**Exercise details**
Write out the material again exactly, please, and omit the pictures.

--- START Information supplied ---

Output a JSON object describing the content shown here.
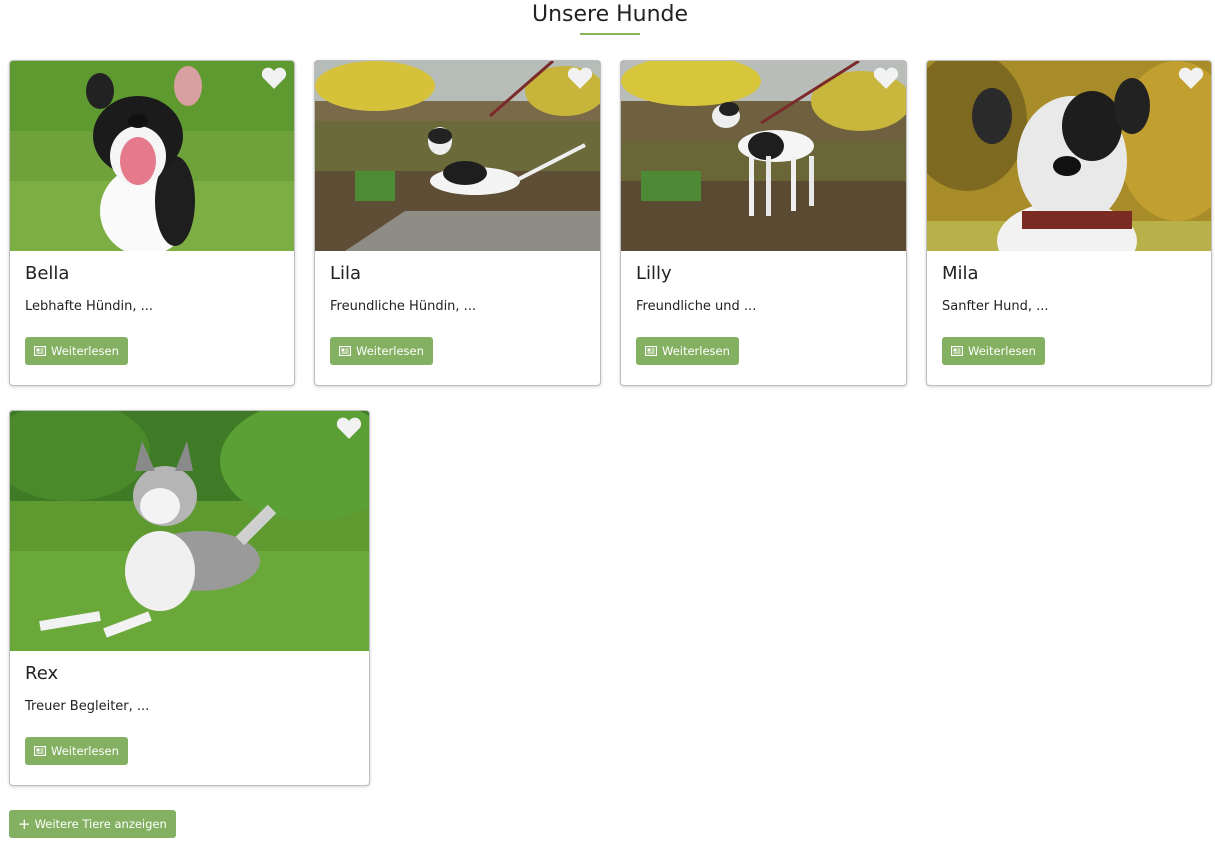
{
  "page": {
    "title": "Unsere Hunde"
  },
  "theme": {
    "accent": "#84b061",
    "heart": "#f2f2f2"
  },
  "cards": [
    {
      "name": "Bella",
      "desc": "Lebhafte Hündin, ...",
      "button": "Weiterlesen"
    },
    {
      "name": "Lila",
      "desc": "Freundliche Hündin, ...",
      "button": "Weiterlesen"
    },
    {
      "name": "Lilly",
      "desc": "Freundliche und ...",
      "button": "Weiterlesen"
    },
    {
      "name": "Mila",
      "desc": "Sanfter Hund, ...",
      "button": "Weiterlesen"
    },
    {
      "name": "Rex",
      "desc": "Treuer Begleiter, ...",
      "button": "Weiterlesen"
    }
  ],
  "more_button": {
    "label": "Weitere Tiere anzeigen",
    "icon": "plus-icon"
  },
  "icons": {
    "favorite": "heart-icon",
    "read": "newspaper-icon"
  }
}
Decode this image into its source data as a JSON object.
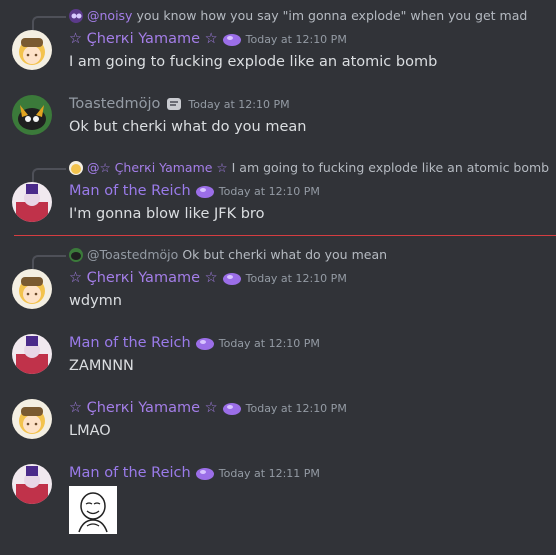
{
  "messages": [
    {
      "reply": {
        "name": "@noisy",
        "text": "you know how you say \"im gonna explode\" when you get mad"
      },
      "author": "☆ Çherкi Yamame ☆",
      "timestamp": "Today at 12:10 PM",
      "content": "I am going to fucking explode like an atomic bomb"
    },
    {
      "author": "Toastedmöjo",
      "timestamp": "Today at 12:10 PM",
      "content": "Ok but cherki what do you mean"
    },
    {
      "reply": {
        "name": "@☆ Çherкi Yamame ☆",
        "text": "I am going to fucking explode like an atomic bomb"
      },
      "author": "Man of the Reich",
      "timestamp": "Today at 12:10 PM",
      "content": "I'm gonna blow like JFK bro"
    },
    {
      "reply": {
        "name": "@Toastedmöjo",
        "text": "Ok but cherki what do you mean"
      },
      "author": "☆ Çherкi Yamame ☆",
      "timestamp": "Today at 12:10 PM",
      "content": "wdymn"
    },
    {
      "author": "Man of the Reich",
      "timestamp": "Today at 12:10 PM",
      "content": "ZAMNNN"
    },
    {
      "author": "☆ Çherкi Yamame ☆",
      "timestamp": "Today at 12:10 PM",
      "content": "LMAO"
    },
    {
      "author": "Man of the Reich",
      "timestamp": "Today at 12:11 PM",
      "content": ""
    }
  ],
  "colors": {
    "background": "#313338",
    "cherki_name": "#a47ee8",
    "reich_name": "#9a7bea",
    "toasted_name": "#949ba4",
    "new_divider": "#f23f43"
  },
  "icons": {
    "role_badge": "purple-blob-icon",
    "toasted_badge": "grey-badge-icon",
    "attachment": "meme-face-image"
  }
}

--- END Information supplied ---

**Solution to the problem**
Output a JSON object describing the content shown here.
{
  "page": {
    "title": "Unsere Hunde"
  },
  "theme": {
    "accent": "#84b061",
    "heart": "#f2f2f2"
  },
  "cards": [
    {
      "name": "Bella",
      "desc": "Lebhafte Hündin, ...",
      "button": "Weiterlesen"
    },
    {
      "name": "Lila",
      "desc": "Freundliche Hündin, ...",
      "button": "Weiterlesen"
    },
    {
      "name": "Lilly",
      "desc": "Freundliche und ...",
      "button": "Weiterlesen"
    },
    {
      "name": "Mila",
      "desc": "Sanfter Hund, ...",
      "button": "Weiterlesen"
    },
    {
      "name": "Rex",
      "desc": "Treuer Begleiter, ...",
      "button": "Weiterlesen"
    }
  ],
  "more_button": {
    "label": "Weitere Tiere anzeigen",
    "icon": "plus-icon"
  },
  "icons": {
    "favorite": "heart-icon",
    "read": "newspaper-icon"
  }
}
Decode this image into its source data as a JSON object.
{
  "messages": [
    {
      "reply": {
        "name": "@noisy",
        "text": "you know how you say \"im gonna explode\" when you get mad"
      },
      "author": "☆ Çherкi Yamame ☆",
      "timestamp": "Today at 12:10 PM",
      "content": "I am going to fucking explode like an atomic bomb"
    },
    {
      "author": "Toastedmöjo",
      "timestamp": "Today at 12:10 PM",
      "content": "Ok but cherki what do you mean"
    },
    {
      "reply": {
        "name": "@☆ Çherкi Yamame ☆",
        "text": "I am going to fucking explode like an atomic bomb"
      },
      "author": "Man of the Reich",
      "timestamp": "Today at 12:10 PM",
      "content": "I'm gonna blow like JFK bro"
    },
    {
      "reply": {
        "name": "@Toastedmöjo",
        "text": "Ok but cherki what do you mean"
      },
      "author": "☆ Çherкi Yamame ☆",
      "timestamp": "Today at 12:10 PM",
      "content": "wdymn"
    },
    {
      "author": "Man of the Reich",
      "timestamp": "Today at 12:10 PM",
      "content": "ZAMNNN"
    },
    {
      "author": "☆ Çherкi Yamame ☆",
      "timestamp": "Today at 12:10 PM",
      "content": "LMAO"
    },
    {
      "author": "Man of the Reich",
      "timestamp": "Today at 12:11 PM",
      "content": ""
    }
  ],
  "colors": {
    "background": "#313338",
    "cherki_name": "#a47ee8",
    "reich_name": "#9a7bea",
    "toasted_name": "#949ba4",
    "new_divider": "#f23f43"
  },
  "icons": {
    "role_badge": "purple-blob-icon",
    "toasted_badge": "grey-badge-icon",
    "attachment": "meme-face-image"
  }
}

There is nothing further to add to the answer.